• EXERCISE BRIEF: Copy all entries without alteration and skip the pictures they hold.

• EXERCISE MATERIAL:
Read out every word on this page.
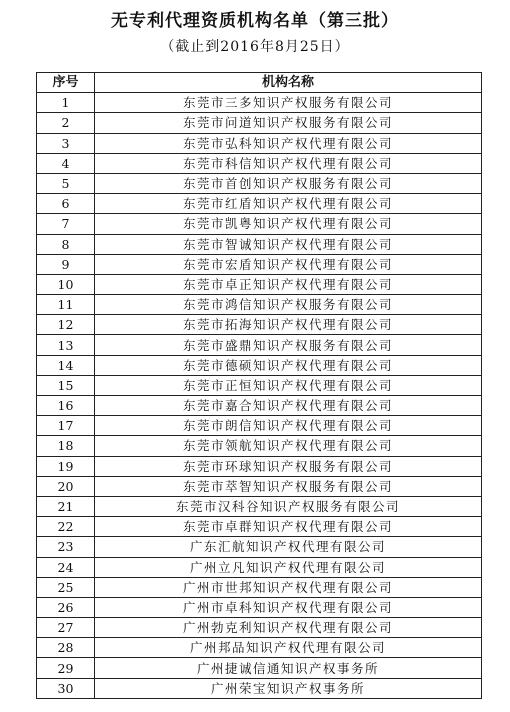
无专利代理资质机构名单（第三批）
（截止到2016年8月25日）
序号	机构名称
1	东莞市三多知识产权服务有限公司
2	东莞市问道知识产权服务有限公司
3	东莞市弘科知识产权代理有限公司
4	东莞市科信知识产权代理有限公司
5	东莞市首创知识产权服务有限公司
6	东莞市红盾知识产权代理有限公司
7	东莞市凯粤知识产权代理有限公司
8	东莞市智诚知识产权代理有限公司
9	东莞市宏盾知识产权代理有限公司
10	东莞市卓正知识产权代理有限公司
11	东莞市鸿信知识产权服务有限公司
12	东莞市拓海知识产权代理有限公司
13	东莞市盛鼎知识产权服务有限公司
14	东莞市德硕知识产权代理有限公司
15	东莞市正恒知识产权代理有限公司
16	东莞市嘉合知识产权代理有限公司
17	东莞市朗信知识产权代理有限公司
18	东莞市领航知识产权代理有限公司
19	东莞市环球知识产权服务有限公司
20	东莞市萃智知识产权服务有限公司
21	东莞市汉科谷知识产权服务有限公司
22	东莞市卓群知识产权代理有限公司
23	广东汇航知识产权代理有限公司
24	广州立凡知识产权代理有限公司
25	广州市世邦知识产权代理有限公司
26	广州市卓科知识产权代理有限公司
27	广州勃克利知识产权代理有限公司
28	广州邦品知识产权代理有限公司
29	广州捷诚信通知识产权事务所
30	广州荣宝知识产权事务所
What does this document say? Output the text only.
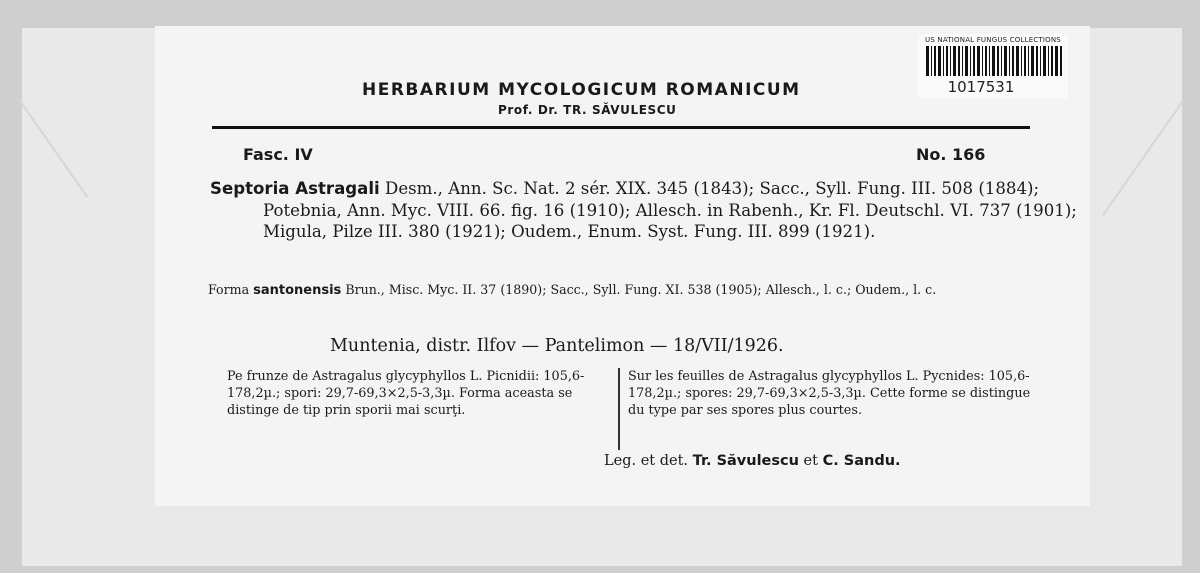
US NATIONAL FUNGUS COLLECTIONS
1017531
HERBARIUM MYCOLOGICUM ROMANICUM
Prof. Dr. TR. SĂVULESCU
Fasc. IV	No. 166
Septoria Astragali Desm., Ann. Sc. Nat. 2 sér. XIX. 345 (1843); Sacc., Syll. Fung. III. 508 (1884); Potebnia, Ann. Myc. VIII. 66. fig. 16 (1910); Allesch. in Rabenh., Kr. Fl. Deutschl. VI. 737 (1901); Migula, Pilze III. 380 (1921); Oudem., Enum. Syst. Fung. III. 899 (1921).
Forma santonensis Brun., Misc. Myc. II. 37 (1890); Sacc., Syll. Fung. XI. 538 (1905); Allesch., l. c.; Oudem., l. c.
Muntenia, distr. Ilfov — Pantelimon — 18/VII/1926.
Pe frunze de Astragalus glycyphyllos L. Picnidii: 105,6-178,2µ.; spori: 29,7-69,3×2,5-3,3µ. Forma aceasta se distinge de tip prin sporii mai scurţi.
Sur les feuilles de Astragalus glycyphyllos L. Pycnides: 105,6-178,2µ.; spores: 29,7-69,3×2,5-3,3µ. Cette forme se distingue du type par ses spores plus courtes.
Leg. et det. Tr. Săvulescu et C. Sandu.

• RESULT:
Read out every word on this page.
无专利代理资质机构名单（第三批）
（截止到2016年8月25日）
序号	机构名称
1	东莞市三多知识产权服务有限公司
2	东莞市问道知识产权服务有限公司
3	东莞市弘科知识产权代理有限公司
4	东莞市科信知识产权代理有限公司
5	东莞市首创知识产权服务有限公司
6	东莞市红盾知识产权代理有限公司
7	东莞市凯粤知识产权代理有限公司
8	东莞市智诚知识产权代理有限公司
9	东莞市宏盾知识产权代理有限公司
10	东莞市卓正知识产权代理有限公司
11	东莞市鸿信知识产权服务有限公司
12	东莞市拓海知识产权代理有限公司
13	东莞市盛鼎知识产权服务有限公司
14	东莞市德硕知识产权代理有限公司
15	东莞市正恒知识产权代理有限公司
16	东莞市嘉合知识产权代理有限公司
17	东莞市朗信知识产权代理有限公司
18	东莞市领航知识产权代理有限公司
19	东莞市环球知识产权服务有限公司
20	东莞市萃智知识产权服务有限公司
21	东莞市汉科谷知识产权服务有限公司
22	东莞市卓群知识产权代理有限公司
23	广东汇航知识产权代理有限公司
24	广州立凡知识产权代理有限公司
25	广州市世邦知识产权代理有限公司
26	广州市卓科知识产权代理有限公司
27	广州勃克利知识产权代理有限公司
28	广州邦品知识产权代理有限公司
29	广州捷诚信通知识产权事务所
30	广州荣宝知识产权事务所
What does this document say? Output the text only.
US NATIONAL FUNGUS COLLECTIONS
1017531
HERBARIUM MYCOLOGICUM ROMANICUM
Prof. Dr. TR. SĂVULESCU
Fasc. IV	No. 166
Septoria Astragali Desm., Ann. Sc. Nat. 2 sér. XIX. 345 (1843); Sacc., Syll. Fung. III. 508 (1884); Potebnia, Ann. Myc. VIII. 66. fig. 16 (1910); Allesch. in Rabenh., Kr. Fl. Deutschl. VI. 737 (1901); Migula, Pilze III. 380 (1921); Oudem., Enum. Syst. Fung. III. 899 (1921).
Forma santonensis Brun., Misc. Myc. II. 37 (1890); Sacc., Syll. Fung. XI. 538 (1905); Allesch., l. c.; Oudem., l. c.
Muntenia, distr. Ilfov — Pantelimon — 18/VII/1926.
Pe frunze de Astragalus glycyphyllos L. Picnidii: 105,6-178,2µ.; spori: 29,7-69,3×2,5-3,3µ. Forma aceasta se distinge de tip prin sporii mai scurţi.
Sur les feuilles de Astragalus glycyphyllos L. Pycnides: 105,6-178,2µ.; spores: 29,7-69,3×2,5-3,3µ. Cette forme se distingue du type par ses spores plus courtes.
Leg. et det. Tr. Săvulescu et C. Sandu.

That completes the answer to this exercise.